Structured figure records
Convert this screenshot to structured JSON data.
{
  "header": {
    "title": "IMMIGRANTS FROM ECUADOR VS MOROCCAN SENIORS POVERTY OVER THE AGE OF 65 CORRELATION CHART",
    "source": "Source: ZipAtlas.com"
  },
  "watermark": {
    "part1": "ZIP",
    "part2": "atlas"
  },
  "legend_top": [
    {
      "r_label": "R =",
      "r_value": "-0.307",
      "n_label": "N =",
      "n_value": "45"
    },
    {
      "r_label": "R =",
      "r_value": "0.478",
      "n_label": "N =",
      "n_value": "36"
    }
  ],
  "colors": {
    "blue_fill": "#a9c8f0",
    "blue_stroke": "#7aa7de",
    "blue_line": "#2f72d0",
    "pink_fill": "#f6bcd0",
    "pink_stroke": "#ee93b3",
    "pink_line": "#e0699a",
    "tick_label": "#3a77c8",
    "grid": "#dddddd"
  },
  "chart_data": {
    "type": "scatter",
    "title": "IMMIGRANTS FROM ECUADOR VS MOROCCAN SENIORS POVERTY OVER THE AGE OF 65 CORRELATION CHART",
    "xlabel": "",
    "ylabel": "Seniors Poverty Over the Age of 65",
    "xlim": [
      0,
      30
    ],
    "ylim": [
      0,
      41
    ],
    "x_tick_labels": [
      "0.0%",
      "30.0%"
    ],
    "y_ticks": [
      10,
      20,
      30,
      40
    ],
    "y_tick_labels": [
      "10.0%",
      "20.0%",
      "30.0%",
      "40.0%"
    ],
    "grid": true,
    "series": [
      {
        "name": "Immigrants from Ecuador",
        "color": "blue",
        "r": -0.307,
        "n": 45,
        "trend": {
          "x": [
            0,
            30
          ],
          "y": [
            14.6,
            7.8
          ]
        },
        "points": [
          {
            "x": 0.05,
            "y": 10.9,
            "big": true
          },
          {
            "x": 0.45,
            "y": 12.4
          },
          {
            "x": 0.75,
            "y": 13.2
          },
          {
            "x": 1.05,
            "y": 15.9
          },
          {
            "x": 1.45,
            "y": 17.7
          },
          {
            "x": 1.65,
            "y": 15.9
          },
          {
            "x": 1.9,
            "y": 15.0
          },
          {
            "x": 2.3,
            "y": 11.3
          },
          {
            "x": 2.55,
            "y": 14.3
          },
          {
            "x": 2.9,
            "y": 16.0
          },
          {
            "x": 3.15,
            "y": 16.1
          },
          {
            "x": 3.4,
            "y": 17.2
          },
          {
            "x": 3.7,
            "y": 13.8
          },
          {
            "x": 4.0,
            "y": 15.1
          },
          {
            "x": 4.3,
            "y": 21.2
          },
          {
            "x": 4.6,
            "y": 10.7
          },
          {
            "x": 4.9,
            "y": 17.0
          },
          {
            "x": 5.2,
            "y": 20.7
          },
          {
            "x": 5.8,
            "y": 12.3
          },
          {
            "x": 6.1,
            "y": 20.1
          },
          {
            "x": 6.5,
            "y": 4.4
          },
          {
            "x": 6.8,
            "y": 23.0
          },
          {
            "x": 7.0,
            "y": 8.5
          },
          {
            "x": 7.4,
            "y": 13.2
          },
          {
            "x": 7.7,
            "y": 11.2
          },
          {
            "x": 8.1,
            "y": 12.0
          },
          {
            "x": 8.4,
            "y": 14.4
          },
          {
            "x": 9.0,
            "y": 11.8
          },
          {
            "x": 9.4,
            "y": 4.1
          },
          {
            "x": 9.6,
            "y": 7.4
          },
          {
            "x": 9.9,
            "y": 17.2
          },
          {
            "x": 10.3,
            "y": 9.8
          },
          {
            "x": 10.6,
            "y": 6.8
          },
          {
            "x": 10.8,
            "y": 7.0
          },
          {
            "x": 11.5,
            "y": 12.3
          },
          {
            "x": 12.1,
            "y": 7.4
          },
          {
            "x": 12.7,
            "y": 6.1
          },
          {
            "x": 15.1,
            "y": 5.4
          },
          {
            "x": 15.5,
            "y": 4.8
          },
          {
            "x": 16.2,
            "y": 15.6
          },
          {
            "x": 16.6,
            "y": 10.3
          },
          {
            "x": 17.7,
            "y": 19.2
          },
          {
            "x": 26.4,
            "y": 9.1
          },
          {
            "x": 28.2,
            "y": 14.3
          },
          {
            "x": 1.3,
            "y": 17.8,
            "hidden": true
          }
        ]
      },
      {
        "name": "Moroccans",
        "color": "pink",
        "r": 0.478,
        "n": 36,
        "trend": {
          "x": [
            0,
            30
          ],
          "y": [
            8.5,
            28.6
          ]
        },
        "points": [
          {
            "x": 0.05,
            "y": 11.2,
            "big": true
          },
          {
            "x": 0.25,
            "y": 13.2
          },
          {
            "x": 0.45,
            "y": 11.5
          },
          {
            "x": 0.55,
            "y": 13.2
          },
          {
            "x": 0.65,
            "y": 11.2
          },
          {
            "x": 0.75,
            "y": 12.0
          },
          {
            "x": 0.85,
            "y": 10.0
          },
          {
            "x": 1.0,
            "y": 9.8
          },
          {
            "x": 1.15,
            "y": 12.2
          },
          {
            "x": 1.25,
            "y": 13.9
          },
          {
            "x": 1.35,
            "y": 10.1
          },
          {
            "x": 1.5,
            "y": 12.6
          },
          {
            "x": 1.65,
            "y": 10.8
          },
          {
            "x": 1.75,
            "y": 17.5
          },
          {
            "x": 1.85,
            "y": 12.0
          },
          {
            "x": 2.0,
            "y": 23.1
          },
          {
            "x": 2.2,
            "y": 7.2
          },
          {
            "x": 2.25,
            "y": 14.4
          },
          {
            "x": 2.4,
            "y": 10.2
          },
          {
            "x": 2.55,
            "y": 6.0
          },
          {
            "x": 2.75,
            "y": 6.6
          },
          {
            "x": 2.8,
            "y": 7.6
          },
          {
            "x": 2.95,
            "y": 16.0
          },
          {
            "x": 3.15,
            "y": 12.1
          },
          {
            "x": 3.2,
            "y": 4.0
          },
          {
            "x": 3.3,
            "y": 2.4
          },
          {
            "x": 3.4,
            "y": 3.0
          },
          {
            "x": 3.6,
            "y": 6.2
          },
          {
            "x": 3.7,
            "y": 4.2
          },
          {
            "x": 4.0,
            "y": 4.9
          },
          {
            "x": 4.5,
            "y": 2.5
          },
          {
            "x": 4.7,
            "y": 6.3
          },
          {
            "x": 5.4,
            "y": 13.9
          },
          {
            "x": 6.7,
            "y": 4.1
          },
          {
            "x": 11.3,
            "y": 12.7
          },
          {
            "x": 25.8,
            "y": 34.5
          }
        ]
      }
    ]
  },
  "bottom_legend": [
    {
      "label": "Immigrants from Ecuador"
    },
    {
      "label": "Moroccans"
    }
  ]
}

**Your task**: Take the records above and return them exactly as written.

**Answer in full**:
Convert this screenshot to structured JSON data.
{
  "header": {
    "title": "IMMIGRANTS FROM ECUADOR VS MOROCCAN SENIORS POVERTY OVER THE AGE OF 65 CORRELATION CHART",
    "source": "Source: ZipAtlas.com"
  },
  "watermark": {
    "part1": "ZIP",
    "part2": "atlas"
  },
  "legend_top": [
    {
      "r_label": "R =",
      "r_value": "-0.307",
      "n_label": "N =",
      "n_value": "45"
    },
    {
      "r_label": "R =",
      "r_value": "0.478",
      "n_label": "N =",
      "n_value": "36"
    }
  ],
  "colors": {
    "blue_fill": "#a9c8f0",
    "blue_stroke": "#7aa7de",
    "blue_line": "#2f72d0",
    "pink_fill": "#f6bcd0",
    "pink_stroke": "#ee93b3",
    "pink_line": "#e0699a",
    "tick_label": "#3a77c8",
    "grid": "#dddddd"
  },
  "chart_data": {
    "type": "scatter",
    "title": "IMMIGRANTS FROM ECUADOR VS MOROCCAN SENIORS POVERTY OVER THE AGE OF 65 CORRELATION CHART",
    "xlabel": "",
    "ylabel": "Seniors Poverty Over the Age of 65",
    "xlim": [
      0,
      30
    ],
    "ylim": [
      0,
      41
    ],
    "x_tick_labels": [
      "0.0%",
      "30.0%"
    ],
    "y_ticks": [
      10,
      20,
      30,
      40
    ],
    "y_tick_labels": [
      "10.0%",
      "20.0%",
      "30.0%",
      "40.0%"
    ],
    "grid": true,
    "series": [
      {
        "name": "Immigrants from Ecuador",
        "color": "blue",
        "r": -0.307,
        "n": 45,
        "trend": {
          "x": [
            0,
            30
          ],
          "y": [
            14.6,
            7.8
          ]
        },
        "points": [
          {
            "x": 0.05,
            "y": 10.9,
            "big": true
          },
          {
            "x": 0.45,
            "y": 12.4
          },
          {
            "x": 0.75,
            "y": 13.2
          },
          {
            "x": 1.05,
            "y": 15.9
          },
          {
            "x": 1.45,
            "y": 17.7
          },
          {
            "x": 1.65,
            "y": 15.9
          },
          {
            "x": 1.9,
            "y": 15.0
          },
          {
            "x": 2.3,
            "y": 11.3
          },
          {
            "x": 2.55,
            "y": 14.3
          },
          {
            "x": 2.9,
            "y": 16.0
          },
          {
            "x": 3.15,
            "y": 16.1
          },
          {
            "x": 3.4,
            "y": 17.2
          },
          {
            "x": 3.7,
            "y": 13.8
          },
          {
            "x": 4.0,
            "y": 15.1
          },
          {
            "x": 4.3,
            "y": 21.2
          },
          {
            "x": 4.6,
            "y": 10.7
          },
          {
            "x": 4.9,
            "y": 17.0
          },
          {
            "x": 5.2,
            "y": 20.7
          },
          {
            "x": 5.8,
            "y": 12.3
          },
          {
            "x": 6.1,
            "y": 20.1
          },
          {
            "x": 6.5,
            "y": 4.4
          },
          {
            "x": 6.8,
            "y": 23.0
          },
          {
            "x": 7.0,
            "y": 8.5
          },
          {
            "x": 7.4,
            "y": 13.2
          },
          {
            "x": 7.7,
            "y": 11.2
          },
          {
            "x": 8.1,
            "y": 12.0
          },
          {
            "x": 8.4,
            "y": 14.4
          },
          {
            "x": 9.0,
            "y": 11.8
          },
          {
            "x": 9.4,
            "y": 4.1
          },
          {
            "x": 9.6,
            "y": 7.4
          },
          {
            "x": 9.9,
            "y": 17.2
          },
          {
            "x": 10.3,
            "y": 9.8
          },
          {
            "x": 10.6,
            "y": 6.8
          },
          {
            "x": 10.8,
            "y": 7.0
          },
          {
            "x": 11.5,
            "y": 12.3
          },
          {
            "x": 12.1,
            "y": 7.4
          },
          {
            "x": 12.7,
            "y": 6.1
          },
          {
            "x": 15.1,
            "y": 5.4
          },
          {
            "x": 15.5,
            "y": 4.8
          },
          {
            "x": 16.2,
            "y": 15.6
          },
          {
            "x": 16.6,
            "y": 10.3
          },
          {
            "x": 17.7,
            "y": 19.2
          },
          {
            "x": 26.4,
            "y": 9.1
          },
          {
            "x": 28.2,
            "y": 14.3
          },
          {
            "x": 1.3,
            "y": 17.8,
            "hidden": true
          }
        ]
      },
      {
        "name": "Moroccans",
        "color": "pink",
        "r": 0.478,
        "n": 36,
        "trend": {
          "x": [
            0,
            30
          ],
          "y": [
            8.5,
            28.6
          ]
        },
        "points": [
          {
            "x": 0.05,
            "y": 11.2,
            "big": true
          },
          {
            "x": 0.25,
            "y": 13.2
          },
          {
            "x": 0.45,
            "y": 11.5
          },
          {
            "x": 0.55,
            "y": 13.2
          },
          {
            "x": 0.65,
            "y": 11.2
          },
          {
            "x": 0.75,
            "y": 12.0
          },
          {
            "x": 0.85,
            "y": 10.0
          },
          {
            "x": 1.0,
            "y": 9.8
          },
          {
            "x": 1.15,
            "y": 12.2
          },
          {
            "x": 1.25,
            "y": 13.9
          },
          {
            "x": 1.35,
            "y": 10.1
          },
          {
            "x": 1.5,
            "y": 12.6
          },
          {
            "x": 1.65,
            "y": 10.8
          },
          {
            "x": 1.75,
            "y": 17.5
          },
          {
            "x": 1.85,
            "y": 12.0
          },
          {
            "x": 2.0,
            "y": 23.1
          },
          {
            "x": 2.2,
            "y": 7.2
          },
          {
            "x": 2.25,
            "y": 14.4
          },
          {
            "x": 2.4,
            "y": 10.2
          },
          {
            "x": 2.55,
            "y": 6.0
          },
          {
            "x": 2.75,
            "y": 6.6
          },
          {
            "x": 2.8,
            "y": 7.6
          },
          {
            "x": 2.95,
            "y": 16.0
          },
          {
            "x": 3.15,
            "y": 12.1
          },
          {
            "x": 3.2,
            "y": 4.0
          },
          {
            "x": 3.3,
            "y": 2.4
          },
          {
            "x": 3.4,
            "y": 3.0
          },
          {
            "x": 3.6,
            "y": 6.2
          },
          {
            "x": 3.7,
            "y": 4.2
          },
          {
            "x": 4.0,
            "y": 4.9
          },
          {
            "x": 4.5,
            "y": 2.5
          },
          {
            "x": 4.7,
            "y": 6.3
          },
          {
            "x": 5.4,
            "y": 13.9
          },
          {
            "x": 6.7,
            "y": 4.1
          },
          {
            "x": 11.3,
            "y": 12.7
          },
          {
            "x": 25.8,
            "y": 34.5
          }
        ]
      }
    ]
  },
  "bottom_legend": [
    {
      "label": "Immigrants from Ecuador"
    },
    {
      "label": "Moroccans"
    }
  ]
}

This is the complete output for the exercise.